# [What is needed]
Copy out all the data, word for word.

(Source records)

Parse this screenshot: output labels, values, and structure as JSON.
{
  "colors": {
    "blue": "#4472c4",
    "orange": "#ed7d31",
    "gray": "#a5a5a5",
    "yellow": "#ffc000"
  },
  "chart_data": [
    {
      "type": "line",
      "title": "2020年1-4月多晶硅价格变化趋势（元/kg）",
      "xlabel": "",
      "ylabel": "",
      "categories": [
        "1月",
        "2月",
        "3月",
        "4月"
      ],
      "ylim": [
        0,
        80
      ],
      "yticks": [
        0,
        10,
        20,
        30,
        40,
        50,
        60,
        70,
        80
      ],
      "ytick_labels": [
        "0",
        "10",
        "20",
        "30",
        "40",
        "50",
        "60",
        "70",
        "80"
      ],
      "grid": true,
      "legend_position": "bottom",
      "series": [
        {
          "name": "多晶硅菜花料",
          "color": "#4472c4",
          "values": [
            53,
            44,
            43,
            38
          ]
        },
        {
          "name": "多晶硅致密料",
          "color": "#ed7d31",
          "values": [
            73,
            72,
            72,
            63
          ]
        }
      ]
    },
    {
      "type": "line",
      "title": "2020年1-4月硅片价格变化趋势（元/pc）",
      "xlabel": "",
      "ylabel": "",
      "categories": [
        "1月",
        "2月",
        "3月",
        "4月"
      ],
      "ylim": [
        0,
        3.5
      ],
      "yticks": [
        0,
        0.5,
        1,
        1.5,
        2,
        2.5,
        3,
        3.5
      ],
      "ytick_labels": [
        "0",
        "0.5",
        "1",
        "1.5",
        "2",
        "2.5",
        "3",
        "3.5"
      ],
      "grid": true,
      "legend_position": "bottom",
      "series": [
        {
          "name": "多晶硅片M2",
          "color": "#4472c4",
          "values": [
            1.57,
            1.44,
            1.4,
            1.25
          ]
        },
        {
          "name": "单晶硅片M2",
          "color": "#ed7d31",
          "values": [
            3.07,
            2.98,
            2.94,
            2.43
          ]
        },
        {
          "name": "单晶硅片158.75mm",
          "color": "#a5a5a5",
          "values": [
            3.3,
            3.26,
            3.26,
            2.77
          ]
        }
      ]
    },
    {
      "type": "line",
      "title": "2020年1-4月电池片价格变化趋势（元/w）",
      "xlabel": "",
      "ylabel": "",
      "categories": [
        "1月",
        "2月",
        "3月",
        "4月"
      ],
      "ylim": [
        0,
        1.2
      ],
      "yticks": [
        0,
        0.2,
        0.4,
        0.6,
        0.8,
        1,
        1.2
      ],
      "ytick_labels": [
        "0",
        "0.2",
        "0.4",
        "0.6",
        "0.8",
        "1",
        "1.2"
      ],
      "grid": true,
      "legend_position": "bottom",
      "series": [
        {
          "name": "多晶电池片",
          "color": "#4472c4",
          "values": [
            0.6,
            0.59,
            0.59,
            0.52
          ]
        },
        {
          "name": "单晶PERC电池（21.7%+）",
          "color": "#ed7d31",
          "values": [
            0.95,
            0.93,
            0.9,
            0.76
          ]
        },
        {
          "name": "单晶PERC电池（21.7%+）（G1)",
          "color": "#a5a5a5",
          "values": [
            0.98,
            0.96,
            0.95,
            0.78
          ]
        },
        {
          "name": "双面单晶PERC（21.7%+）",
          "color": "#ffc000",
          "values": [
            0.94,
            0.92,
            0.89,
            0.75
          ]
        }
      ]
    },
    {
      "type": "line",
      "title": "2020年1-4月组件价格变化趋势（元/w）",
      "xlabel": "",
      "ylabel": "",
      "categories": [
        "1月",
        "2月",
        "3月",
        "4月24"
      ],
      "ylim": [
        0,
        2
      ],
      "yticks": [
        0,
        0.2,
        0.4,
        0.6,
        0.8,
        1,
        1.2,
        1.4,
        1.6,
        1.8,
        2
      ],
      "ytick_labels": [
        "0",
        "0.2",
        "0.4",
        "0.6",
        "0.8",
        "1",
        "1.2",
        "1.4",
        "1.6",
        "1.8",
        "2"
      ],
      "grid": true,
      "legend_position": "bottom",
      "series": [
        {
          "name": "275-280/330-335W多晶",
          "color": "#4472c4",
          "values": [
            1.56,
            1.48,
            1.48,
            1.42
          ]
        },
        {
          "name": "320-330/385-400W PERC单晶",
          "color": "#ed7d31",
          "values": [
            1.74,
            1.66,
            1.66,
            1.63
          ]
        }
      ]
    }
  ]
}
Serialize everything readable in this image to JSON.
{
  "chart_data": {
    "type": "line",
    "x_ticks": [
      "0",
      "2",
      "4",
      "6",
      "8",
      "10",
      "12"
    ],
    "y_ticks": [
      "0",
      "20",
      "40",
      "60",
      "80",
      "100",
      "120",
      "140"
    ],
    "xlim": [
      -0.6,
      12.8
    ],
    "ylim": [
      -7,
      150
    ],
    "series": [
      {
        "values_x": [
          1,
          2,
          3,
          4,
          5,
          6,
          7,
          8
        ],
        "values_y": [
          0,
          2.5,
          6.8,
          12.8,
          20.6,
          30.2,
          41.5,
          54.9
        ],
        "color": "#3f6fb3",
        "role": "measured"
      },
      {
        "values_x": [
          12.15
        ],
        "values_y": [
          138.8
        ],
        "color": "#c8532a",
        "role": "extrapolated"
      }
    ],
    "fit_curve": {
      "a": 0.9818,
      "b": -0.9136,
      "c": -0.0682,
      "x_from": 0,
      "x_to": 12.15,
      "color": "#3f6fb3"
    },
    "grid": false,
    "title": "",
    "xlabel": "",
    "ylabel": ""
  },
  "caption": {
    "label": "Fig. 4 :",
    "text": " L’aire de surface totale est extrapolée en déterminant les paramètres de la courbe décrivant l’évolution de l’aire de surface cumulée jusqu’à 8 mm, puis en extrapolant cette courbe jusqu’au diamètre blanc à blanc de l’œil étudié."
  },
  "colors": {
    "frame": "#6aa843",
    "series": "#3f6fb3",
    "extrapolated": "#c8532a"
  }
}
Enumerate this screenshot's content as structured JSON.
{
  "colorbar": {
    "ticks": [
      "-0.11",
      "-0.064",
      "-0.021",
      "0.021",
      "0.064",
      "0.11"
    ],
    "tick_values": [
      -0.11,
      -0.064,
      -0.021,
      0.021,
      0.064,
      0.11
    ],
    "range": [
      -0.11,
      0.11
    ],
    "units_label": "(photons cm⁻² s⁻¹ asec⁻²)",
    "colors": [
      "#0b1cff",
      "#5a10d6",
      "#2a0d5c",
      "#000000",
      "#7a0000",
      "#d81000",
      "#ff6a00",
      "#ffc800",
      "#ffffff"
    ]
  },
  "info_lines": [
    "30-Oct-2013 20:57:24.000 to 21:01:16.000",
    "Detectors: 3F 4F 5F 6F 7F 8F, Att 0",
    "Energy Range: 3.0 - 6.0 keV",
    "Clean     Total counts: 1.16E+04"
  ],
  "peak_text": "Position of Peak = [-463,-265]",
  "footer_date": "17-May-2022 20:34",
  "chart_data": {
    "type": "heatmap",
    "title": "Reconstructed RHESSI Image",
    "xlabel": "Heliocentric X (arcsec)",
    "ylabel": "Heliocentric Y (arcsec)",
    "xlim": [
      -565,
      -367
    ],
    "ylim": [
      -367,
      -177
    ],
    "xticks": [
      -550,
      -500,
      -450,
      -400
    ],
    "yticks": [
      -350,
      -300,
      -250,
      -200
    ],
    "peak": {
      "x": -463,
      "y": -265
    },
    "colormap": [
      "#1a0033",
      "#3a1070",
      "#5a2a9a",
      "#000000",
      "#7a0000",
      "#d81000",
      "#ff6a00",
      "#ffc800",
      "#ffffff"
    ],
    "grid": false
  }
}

# [Exercise answer]
Parse this screenshot: output labels, values, and structure as JSON.
{
  "colors": {
    "blue": "#4472c4",
    "orange": "#ed7d31",
    "gray": "#a5a5a5",
    "yellow": "#ffc000"
  },
  "chart_data": [
    {
      "type": "line",
      "title": "2020年1-4月多晶硅价格变化趋势（元/kg）",
      "xlabel": "",
      "ylabel": "",
      "categories": [
        "1月",
        "2月",
        "3月",
        "4月"
      ],
      "ylim": [
        0,
        80
      ],
      "yticks": [
        0,
        10,
        20,
        30,
        40,
        50,
        60,
        70,
        80
      ],
      "ytick_labels": [
        "0",
        "10",
        "20",
        "30",
        "40",
        "50",
        "60",
        "70",
        "80"
      ],
      "grid": true,
      "legend_position": "bottom",
      "series": [
        {
          "name": "多晶硅菜花料",
          "color": "#4472c4",
          "values": [
            53,
            44,
            43,
            38
          ]
        },
        {
          "name": "多晶硅致密料",
          "color": "#ed7d31",
          "values": [
            73,
            72,
            72,
            63
          ]
        }
      ]
    },
    {
      "type": "line",
      "title": "2020年1-4月硅片价格变化趋势（元/pc）",
      "xlabel": "",
      "ylabel": "",
      "categories": [
        "1月",
        "2月",
        "3月",
        "4月"
      ],
      "ylim": [
        0,
        3.5
      ],
      "yticks": [
        0,
        0.5,
        1,
        1.5,
        2,
        2.5,
        3,
        3.5
      ],
      "ytick_labels": [
        "0",
        "0.5",
        "1",
        "1.5",
        "2",
        "2.5",
        "3",
        "3.5"
      ],
      "grid": true,
      "legend_position": "bottom",
      "series": [
        {
          "name": "多晶硅片M2",
          "color": "#4472c4",
          "values": [
            1.57,
            1.44,
            1.4,
            1.25
          ]
        },
        {
          "name": "单晶硅片M2",
          "color": "#ed7d31",
          "values": [
            3.07,
            2.98,
            2.94,
            2.43
          ]
        },
        {
          "name": "单晶硅片158.75mm",
          "color": "#a5a5a5",
          "values": [
            3.3,
            3.26,
            3.26,
            2.77
          ]
        }
      ]
    },
    {
      "type": "line",
      "title": "2020年1-4月电池片价格变化趋势（元/w）",
      "xlabel": "",
      "ylabel": "",
      "categories": [
        "1月",
        "2月",
        "3月",
        "4月"
      ],
      "ylim": [
        0,
        1.2
      ],
      "yticks": [
        0,
        0.2,
        0.4,
        0.6,
        0.8,
        1,
        1.2
      ],
      "ytick_labels": [
        "0",
        "0.2",
        "0.4",
        "0.6",
        "0.8",
        "1",
        "1.2"
      ],
      "grid": true,
      "legend_position": "bottom",
      "series": [
        {
          "name": "多晶电池片",
          "color": "#4472c4",
          "values": [
            0.6,
            0.59,
            0.59,
            0.52
          ]
        },
        {
          "name": "单晶PERC电池（21.7%+）",
          "color": "#ed7d31",
          "values": [
            0.95,
            0.93,
            0.9,
            0.76
          ]
        },
        {
          "name": "单晶PERC电池（21.7%+）（G1)",
          "color": "#a5a5a5",
          "values": [
            0.98,
            0.96,
            0.95,
            0.78
          ]
        },
        {
          "name": "双面单晶PERC（21.7%+）",
          "color": "#ffc000",
          "values": [
            0.94,
            0.92,
            0.89,
            0.75
          ]
        }
      ]
    },
    {
      "type": "line",
      "title": "2020年1-4月组件价格变化趋势（元/w）",
      "xlabel": "",
      "ylabel": "",
      "categories": [
        "1月",
        "2月",
        "3月",
        "4月24"
      ],
      "ylim": [
        0,
        2
      ],
      "yticks": [
        0,
        0.2,
        0.4,
        0.6,
        0.8,
        1,
        1.2,
        1.4,
        1.6,
        1.8,
        2
      ],
      "ytick_labels": [
        "0",
        "0.2",
        "0.4",
        "0.6",
        "0.8",
        "1",
        "1.2",
        "1.4",
        "1.6",
        "1.8",
        "2"
      ],
      "grid": true,
      "legend_position": "bottom",
      "series": [
        {
          "name": "275-280/330-335W多晶",
          "color": "#4472c4",
          "values": [
            1.56,
            1.48,
            1.48,
            1.42
          ]
        },
        {
          "name": "320-330/385-400W PERC单晶",
          "color": "#ed7d31",
          "values": [
            1.74,
            1.66,
            1.66,
            1.63
          ]
        }
      ]
    }
  ]
}
Serialize everything readable in this image to JSON.
{
  "chart_data": {
    "type": "line",
    "x_ticks": [
      "0",
      "2",
      "4",
      "6",
      "8",
      "10",
      "12"
    ],
    "y_ticks": [
      "0",
      "20",
      "40",
      "60",
      "80",
      "100",
      "120",
      "140"
    ],
    "xlim": [
      -0.6,
      12.8
    ],
    "ylim": [
      -7,
      150
    ],
    "series": [
      {
        "values_x": [
          1,
          2,
          3,
          4,
          5,
          6,
          7,
          8
        ],
        "values_y": [
          0,
          2.5,
          6.8,
          12.8,
          20.6,
          30.2,
          41.5,
          54.9
        ],
        "color": "#3f6fb3",
        "role": "measured"
      },
      {
        "values_x": [
          12.15
        ],
        "values_y": [
          138.8
        ],
        "color": "#c8532a",
        "role": "extrapolated"
      }
    ],
    "fit_curve": {
      "a": 0.9818,
      "b": -0.9136,
      "c": -0.0682,
      "x_from": 0,
      "x_to": 12.15,
      "color": "#3f6fb3"
    },
    "grid": false,
    "title": "",
    "xlabel": "",
    "ylabel": ""
  },
  "caption": {
    "label": "Fig. 4 :",
    "text": " L’aire de surface totale est extrapolée en déterminant les paramètres de la courbe décrivant l’évolution de l’aire de surface cumulée jusqu’à 8 mm, puis en extrapolant cette courbe jusqu’au diamètre blanc à blanc de l’œil étudié."
  },
  "colors": {
    "frame": "#6aa843",
    "series": "#3f6fb3",
    "extrapolated": "#c8532a"
  }
}
Enumerate this screenshot's content as structured JSON.
{
  "colorbar": {
    "ticks": [
      "-0.11",
      "-0.064",
      "-0.021",
      "0.021",
      "0.064",
      "0.11"
    ],
    "tick_values": [
      -0.11,
      -0.064,
      -0.021,
      0.021,
      0.064,
      0.11
    ],
    "range": [
      -0.11,
      0.11
    ],
    "units_label": "(photons cm⁻² s⁻¹ asec⁻²)",
    "colors": [
      "#0b1cff",
      "#5a10d6",
      "#2a0d5c",
      "#000000",
      "#7a0000",
      "#d81000",
      "#ff6a00",
      "#ffc800",
      "#ffffff"
    ]
  },
  "info_lines": [
    "30-Oct-2013 20:57:24.000 to 21:01:16.000",
    "Detectors: 3F 4F 5F 6F 7F 8F, Att 0",
    "Energy Range: 3.0 - 6.0 keV",
    "Clean     Total counts: 1.16E+04"
  ],
  "peak_text": "Position of Peak = [-463,-265]",
  "footer_date": "17-May-2022 20:34",
  "chart_data": {
    "type": "heatmap",
    "title": "Reconstructed RHESSI Image",
    "xlabel": "Heliocentric X (arcsec)",
    "ylabel": "Heliocentric Y (arcsec)",
    "xlim": [
      -565,
      -367
    ],
    "ylim": [
      -367,
      -177
    ],
    "xticks": [
      -550,
      -500,
      -450,
      -400
    ],
    "yticks": [
      -350,
      -300,
      -250,
      -200
    ],
    "peak": {
      "x": -463,
      "y": -265
    },
    "colormap": [
      "#1a0033",
      "#3a1070",
      "#5a2a9a",
      "#000000",
      "#7a0000",
      "#d81000",
      "#ff6a00",
      "#ffc800",
      "#ffffff"
    ],
    "grid": false
  }
}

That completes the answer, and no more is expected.